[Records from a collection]
........
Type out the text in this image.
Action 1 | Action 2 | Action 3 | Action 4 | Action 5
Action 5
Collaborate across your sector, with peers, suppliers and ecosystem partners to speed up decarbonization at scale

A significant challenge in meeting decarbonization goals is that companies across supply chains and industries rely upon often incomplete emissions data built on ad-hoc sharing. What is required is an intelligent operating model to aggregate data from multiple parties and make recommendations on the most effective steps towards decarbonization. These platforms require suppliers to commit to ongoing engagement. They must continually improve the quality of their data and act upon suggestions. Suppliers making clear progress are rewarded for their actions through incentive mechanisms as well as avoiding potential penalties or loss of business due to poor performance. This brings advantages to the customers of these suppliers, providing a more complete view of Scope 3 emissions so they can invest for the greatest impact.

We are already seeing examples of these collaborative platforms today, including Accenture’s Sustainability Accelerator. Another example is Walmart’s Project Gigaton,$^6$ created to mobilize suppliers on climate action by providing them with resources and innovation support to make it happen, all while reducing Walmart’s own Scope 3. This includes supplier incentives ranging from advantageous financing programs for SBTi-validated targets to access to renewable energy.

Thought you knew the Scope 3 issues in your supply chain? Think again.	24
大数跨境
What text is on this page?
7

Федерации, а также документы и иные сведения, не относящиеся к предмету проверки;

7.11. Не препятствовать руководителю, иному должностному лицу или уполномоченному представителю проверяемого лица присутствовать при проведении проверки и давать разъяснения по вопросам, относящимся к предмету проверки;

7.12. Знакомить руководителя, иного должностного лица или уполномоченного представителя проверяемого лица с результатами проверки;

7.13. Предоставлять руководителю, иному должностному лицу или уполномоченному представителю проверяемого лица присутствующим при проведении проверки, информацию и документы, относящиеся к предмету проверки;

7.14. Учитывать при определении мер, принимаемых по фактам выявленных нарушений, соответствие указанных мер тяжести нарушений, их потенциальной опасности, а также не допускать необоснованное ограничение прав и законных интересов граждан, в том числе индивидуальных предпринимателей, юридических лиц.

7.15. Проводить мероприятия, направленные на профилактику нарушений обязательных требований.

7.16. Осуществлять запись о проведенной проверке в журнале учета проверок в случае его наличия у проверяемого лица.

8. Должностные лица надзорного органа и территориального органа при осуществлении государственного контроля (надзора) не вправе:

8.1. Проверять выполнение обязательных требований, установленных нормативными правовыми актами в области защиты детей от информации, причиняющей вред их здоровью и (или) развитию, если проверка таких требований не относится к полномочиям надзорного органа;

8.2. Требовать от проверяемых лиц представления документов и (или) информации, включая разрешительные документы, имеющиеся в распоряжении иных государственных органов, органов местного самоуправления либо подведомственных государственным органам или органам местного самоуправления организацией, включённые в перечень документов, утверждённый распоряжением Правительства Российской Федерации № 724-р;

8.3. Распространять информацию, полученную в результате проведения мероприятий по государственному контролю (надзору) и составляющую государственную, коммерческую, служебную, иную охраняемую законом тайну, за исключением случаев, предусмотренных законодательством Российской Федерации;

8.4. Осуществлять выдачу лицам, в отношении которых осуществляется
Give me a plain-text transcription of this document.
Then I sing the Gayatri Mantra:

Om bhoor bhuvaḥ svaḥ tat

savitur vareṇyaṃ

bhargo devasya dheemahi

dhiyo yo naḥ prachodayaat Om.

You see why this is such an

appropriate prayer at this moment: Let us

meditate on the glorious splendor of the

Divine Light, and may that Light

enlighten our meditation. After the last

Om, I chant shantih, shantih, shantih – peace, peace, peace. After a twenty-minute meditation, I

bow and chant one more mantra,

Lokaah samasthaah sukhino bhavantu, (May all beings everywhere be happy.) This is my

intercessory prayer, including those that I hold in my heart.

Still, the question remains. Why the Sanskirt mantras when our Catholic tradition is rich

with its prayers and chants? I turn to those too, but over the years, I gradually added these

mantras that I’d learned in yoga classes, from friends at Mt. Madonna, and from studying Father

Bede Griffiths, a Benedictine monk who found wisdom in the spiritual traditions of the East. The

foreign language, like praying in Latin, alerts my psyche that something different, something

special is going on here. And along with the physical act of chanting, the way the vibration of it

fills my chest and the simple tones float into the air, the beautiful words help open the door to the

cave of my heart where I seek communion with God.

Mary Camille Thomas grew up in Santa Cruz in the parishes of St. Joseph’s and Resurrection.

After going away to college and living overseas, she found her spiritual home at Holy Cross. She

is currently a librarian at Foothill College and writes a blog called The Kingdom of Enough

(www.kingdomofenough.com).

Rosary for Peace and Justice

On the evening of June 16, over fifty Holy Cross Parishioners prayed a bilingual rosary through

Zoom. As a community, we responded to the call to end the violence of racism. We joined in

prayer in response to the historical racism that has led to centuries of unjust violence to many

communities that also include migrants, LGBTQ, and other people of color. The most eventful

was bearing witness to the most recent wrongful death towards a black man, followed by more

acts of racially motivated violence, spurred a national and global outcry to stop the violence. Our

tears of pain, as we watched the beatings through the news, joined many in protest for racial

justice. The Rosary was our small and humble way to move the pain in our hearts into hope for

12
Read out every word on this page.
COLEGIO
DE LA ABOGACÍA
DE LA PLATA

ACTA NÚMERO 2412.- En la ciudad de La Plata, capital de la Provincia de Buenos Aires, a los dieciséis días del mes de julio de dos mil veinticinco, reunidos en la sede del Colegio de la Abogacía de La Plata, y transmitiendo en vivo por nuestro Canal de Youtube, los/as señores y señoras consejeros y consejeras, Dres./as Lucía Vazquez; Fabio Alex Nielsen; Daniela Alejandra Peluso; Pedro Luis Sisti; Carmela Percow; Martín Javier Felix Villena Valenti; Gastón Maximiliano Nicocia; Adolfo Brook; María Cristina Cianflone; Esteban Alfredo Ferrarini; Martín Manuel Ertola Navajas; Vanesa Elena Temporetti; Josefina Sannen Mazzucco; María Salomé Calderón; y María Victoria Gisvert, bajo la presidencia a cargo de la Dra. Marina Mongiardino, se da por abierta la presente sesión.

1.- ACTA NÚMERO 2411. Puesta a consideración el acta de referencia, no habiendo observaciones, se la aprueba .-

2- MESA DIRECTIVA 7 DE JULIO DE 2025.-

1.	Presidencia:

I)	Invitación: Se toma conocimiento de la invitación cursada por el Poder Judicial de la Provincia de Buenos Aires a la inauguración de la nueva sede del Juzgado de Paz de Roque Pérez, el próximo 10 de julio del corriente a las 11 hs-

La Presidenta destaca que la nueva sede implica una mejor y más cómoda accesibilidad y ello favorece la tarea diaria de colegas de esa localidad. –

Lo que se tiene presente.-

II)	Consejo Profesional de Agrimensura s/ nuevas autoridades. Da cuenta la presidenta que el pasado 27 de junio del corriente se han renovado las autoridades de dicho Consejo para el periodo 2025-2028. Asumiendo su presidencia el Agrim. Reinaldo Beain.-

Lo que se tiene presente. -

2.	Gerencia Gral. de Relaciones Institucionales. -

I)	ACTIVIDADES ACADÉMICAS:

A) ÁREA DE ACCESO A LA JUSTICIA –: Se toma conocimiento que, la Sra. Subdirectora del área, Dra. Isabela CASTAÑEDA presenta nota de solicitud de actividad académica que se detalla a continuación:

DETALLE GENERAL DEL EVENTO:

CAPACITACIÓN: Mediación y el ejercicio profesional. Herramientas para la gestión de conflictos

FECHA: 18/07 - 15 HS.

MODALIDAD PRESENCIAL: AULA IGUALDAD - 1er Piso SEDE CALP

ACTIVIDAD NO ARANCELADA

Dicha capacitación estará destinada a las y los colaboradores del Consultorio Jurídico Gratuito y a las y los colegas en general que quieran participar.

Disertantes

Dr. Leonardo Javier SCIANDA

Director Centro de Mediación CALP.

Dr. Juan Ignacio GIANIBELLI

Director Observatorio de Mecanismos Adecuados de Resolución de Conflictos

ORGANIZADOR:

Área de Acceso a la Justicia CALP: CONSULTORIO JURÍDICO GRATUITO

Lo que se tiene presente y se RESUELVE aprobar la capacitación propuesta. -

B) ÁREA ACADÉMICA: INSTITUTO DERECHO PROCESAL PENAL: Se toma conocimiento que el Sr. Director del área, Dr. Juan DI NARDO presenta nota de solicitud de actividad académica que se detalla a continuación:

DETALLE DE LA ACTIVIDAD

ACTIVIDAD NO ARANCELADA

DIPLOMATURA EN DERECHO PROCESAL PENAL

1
........
Work instructions:
Write down every line of the data above that includes the string "mantras".

Solution:
Still, the question remains. Why the Sanskirt mantras when our Catholic tradition is rich
mantras that I’d learned in yoga classes, from friends at Mt. Madonna, and from studying Father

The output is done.